:: Exercise directions ::
Bring together all lines of the material below that contain the string "марта".
## START Items
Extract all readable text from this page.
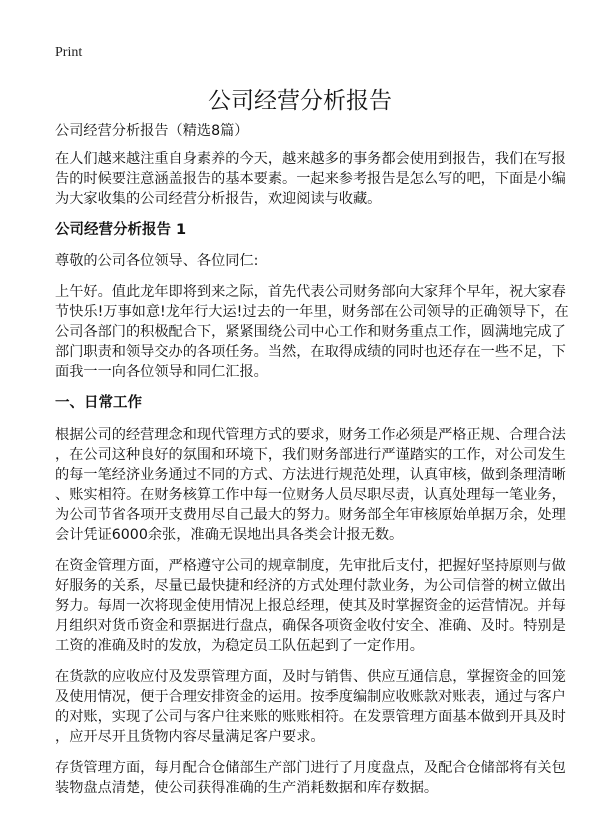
Print
公司经营分析报告

公司经营分析报告（精选8篇）

在人们越来越注重自身素养的今天，越来越多的事务都会使用到报告，我们在写报
告的时候要注意涵盖报告的基本要素。一起来参考报告是怎么写的吧，下面是小编
为大家收集的公司经营分析报告，欢迎阅读与收藏。

公司经营分析报告 1

尊敬的公司各位领导、各位同仁:

上午好。值此龙年即将到来之际，首先代表公司财务部向大家拜个早年，祝大家春
节快乐!万事如意!龙年行大运!过去的一年里，财务部在公司领导的正确领导下，在
公司各部门的积极配合下，紧紧围绕公司中心工作和财务重点工作，圆满地完成了
部门职责和领导交办的各项任务。当然，在取得成绩的同时也还存在一些不足，下
面我一一向各位领导和同仁汇报。

一、日常工作

根据公司的经营理念和现代管理方式的要求，财务工作必须是严格正规、合理合法
，在公司这种良好的氛围和环境下，我们财务部进行严谨踏实的工作，对公司发生
的每一笔经济业务通过不同的方式、方法进行规范处理，认真审核，做到条理清晰
、账实相符。在财务核算工作中每一位财务人员尽职尽责，认真处理每一笔业务，
为公司节省各项开支费用尽自己最大的努力。财务部全年审核原始单据万余，处理
会计凭证6000余张，准确无误地出具各类会计报无数。

在资金管理方面，严格遵守公司的规章制度，先审批后支付，把握好坚持原则与做
好服务的关系，尽量已最快捷和经济的方式处理付款业务，为公司信誉的树立做出
努力。每周一次将现金使用情况上报总经理，使其及时掌握资金的运营情况。并每
月组织对货币资金和票据进行盘点，确保各项资金收付安全、准确、及时。特别是
工资的准确及时的发放，为稳定员工队伍起到了一定作用。

在货款的应收应付及发票管理方面，及时与销售、供应互通信息，掌握资金的回笼
及使用情况，便于合理安排资金的运用。按季度编制应收账款对账表，通过与客户
的对账，实现了公司与客户往来账的账账相符。在发票管理方面基本做到开具及时
，应开尽开且货物内容尽量满足客户要求。

存货管理方面，每月配合仓储部生产部门进行了月度盘点，及配合仓储部将有关包
装物盘点清楚，使公司获得准确的生产消耗数据和库存数据。
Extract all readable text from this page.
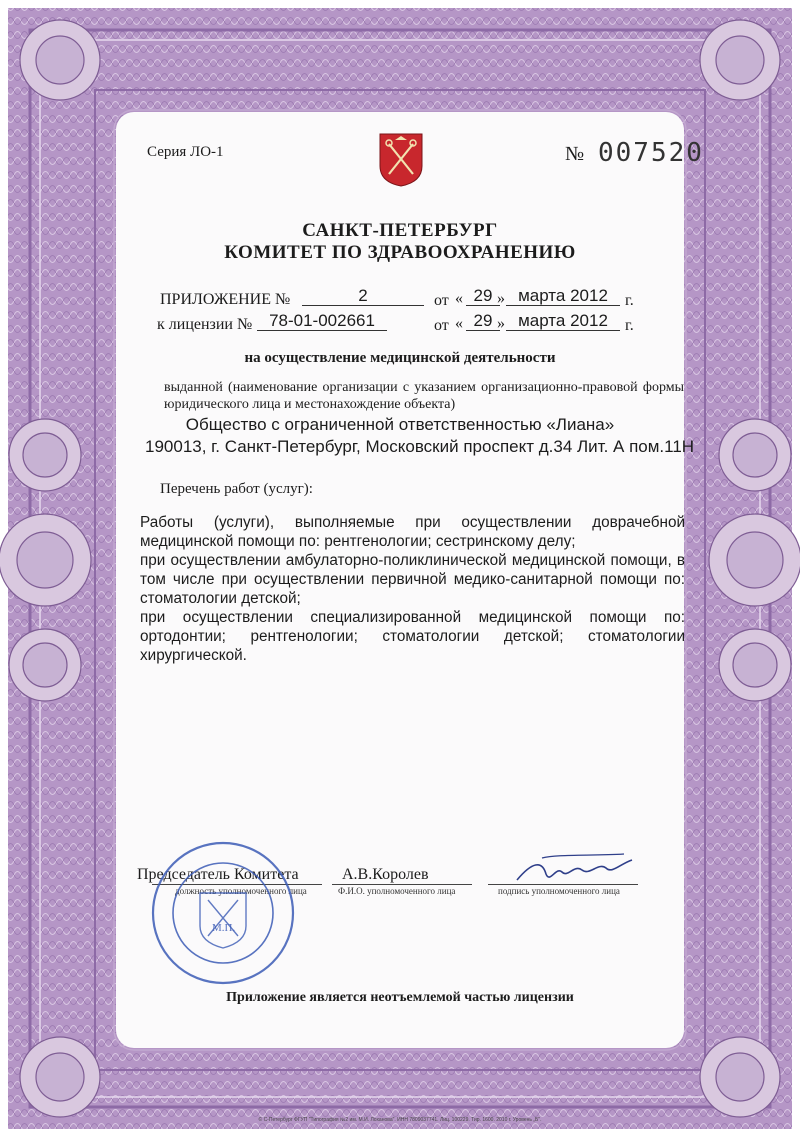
Серия ЛО-1	№ 007520
САНКТ-ПЕТЕРБУРГ
КОМИТЕТ ПО ЗДРАВООХРАНЕНИЮ
ПРИЛОЖЕНИЕ №	2	от « 29 » марта 2012	г.
к лицензии № 78-01-002661	от « 29 » марта 2012	г.
на осуществление медицинской деятельности
выданной (наименование организации с указанием организационно-правовой формы юридического лица и местонахождение объекта)
Общество с ограниченной ответственностью «Лиана»
190013, г. Санкт-Петербург, Московский проспект д.34 Лит. А пом.11Н
Перечень работ (услуг):

Работы (услуги), выполняемые при осуществлении доврачебной медицинской помощи по: рентгенологии; сестринскому делу;

при осуществлении амбулаторно-поликлинической медицинской помощи, в том числе при осуществлении первичной медико-санитарной помощи по: стоматологии детской;

при осуществлении специализированной медицинской помощи по: ортодонтии; рентгенологии; стоматологии детской; стоматологии хирургической.

Председатель Комитета	А.В.Королев
должность уполномоченного лица	Ф.И.О. уполномоченного лица	подпись уполномоченного лица
М.П.
Приложение является неотъемлемой частью лицензии
© С-Петербург ФГУП "Типография №2 им. М.И. Лоханова". ИНН 7809037741. Лиц. 100229. Тир. 1600. 2010 г. Уровень „Б".
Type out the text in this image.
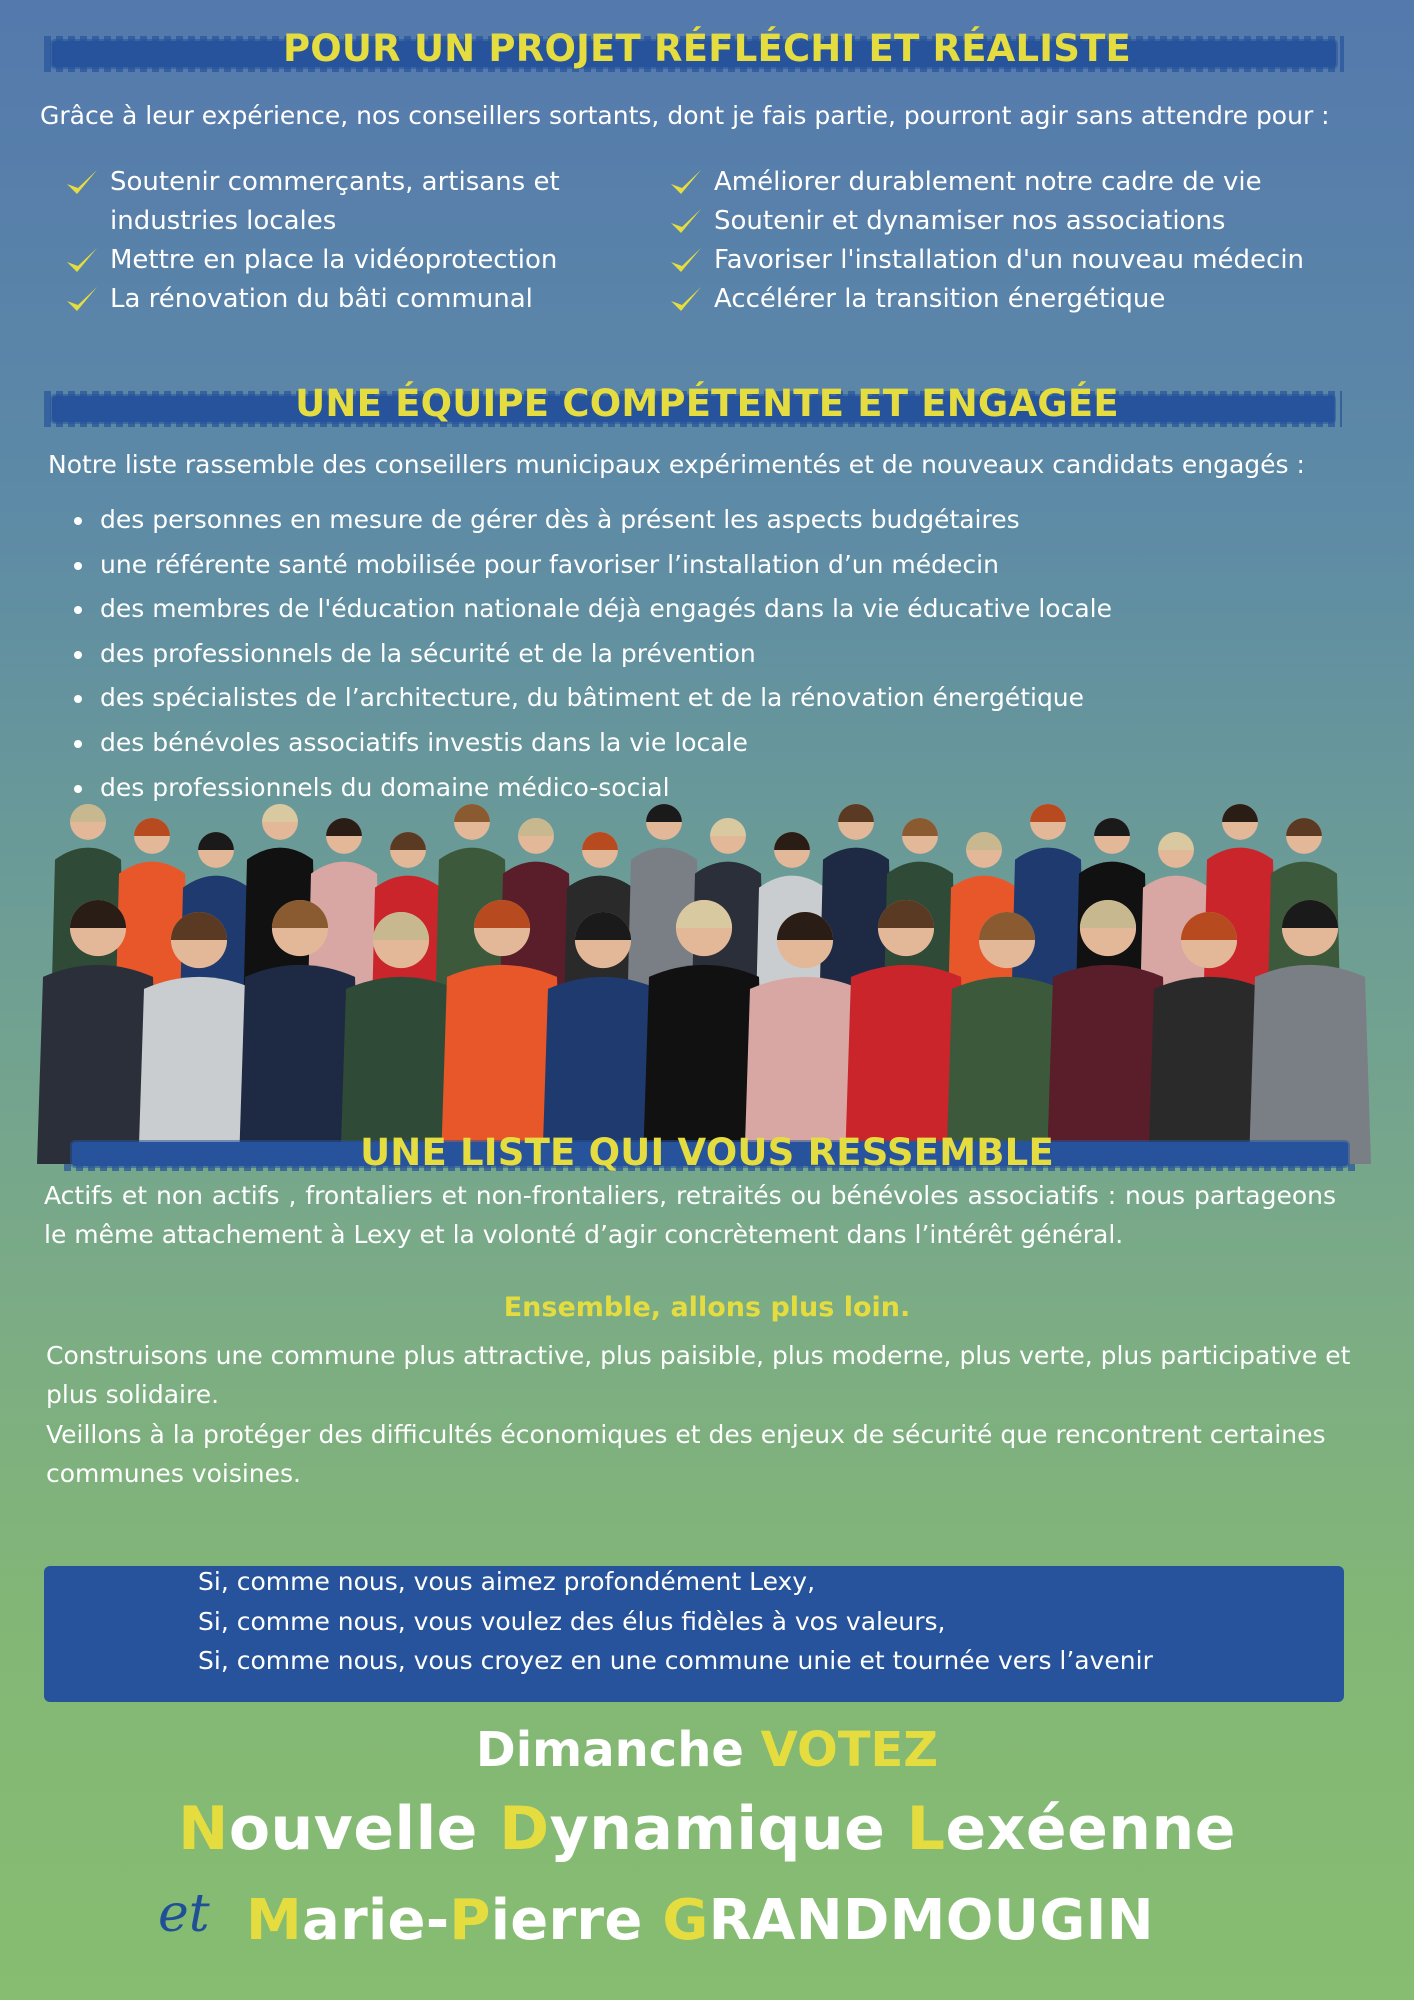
POUR UN PROJET RÉFLÉCHI ET RÉALISTE
Grâce à leur expérience, nos conseillers sortants, dont je fais partie, pourront agir sans attendre pour :
Soutenir commerçants, artisans et industries locales
Mettre en place la vidéoprotection
La rénovation du bâti communal
Améliorer durablement notre cadre de vie
Soutenir et dynamiser nos associations
Favoriser l'installation d'un nouveau médecin
Accélérer la transition énergétique
UNE ÉQUIPE COMPÉTENTE ET ENGAGÉE
Notre liste rassemble des conseillers municipaux expérimentés et de nouveaux candidats engagés :
• des personnes en mesure de gérer dès à présent les aspects budgétaires
• une référente santé mobilisée pour favoriser l’installation d’un médecin
• des membres de l'éducation nationale déjà engagés dans la vie éducative locale
• des professionnels de la sécurité et de la prévention
• des spécialistes de l’architecture, du bâtiment et de la rénovation énergétique
• des bénévoles associatifs investis dans la vie locale
• des professionnels du domaine médico-social
UNE LISTE QUI VOUS RESSEMBLE
Actifs et non actifs , frontaliers et non-frontaliers, retraités ou bénévoles associatifs : nous partageons le même attachement à Lexy et la volonté d’agir concrètement dans l’intérêt général.
Ensemble, allons plus loin.
Construisons une commune plus attractive, plus paisible, plus moderne, plus verte, plus participative et plus solidaire.
Veillons à la protéger des difficultés économiques et des enjeux de sécurité que rencontrent certaines communes voisines.
Si, comme nous, vous aimez profondément Lexy,
Si, comme nous, vous voulez des élus fidèles à vos valeurs,
Si, comme nous, vous croyez en une commune unie et tournée vers l’avenir
Dimanche VOTEZ
Nouvelle Dynamique Lexéenne
et Marie-Pierre GRANDMOUGIN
## END Items
:: Full response ::
ПРИЛОЖЕНИЕ №	2	от « 29 » марта 2012	г.
к лицензии № 78-01-002661	от « 29 » марта 2012	г.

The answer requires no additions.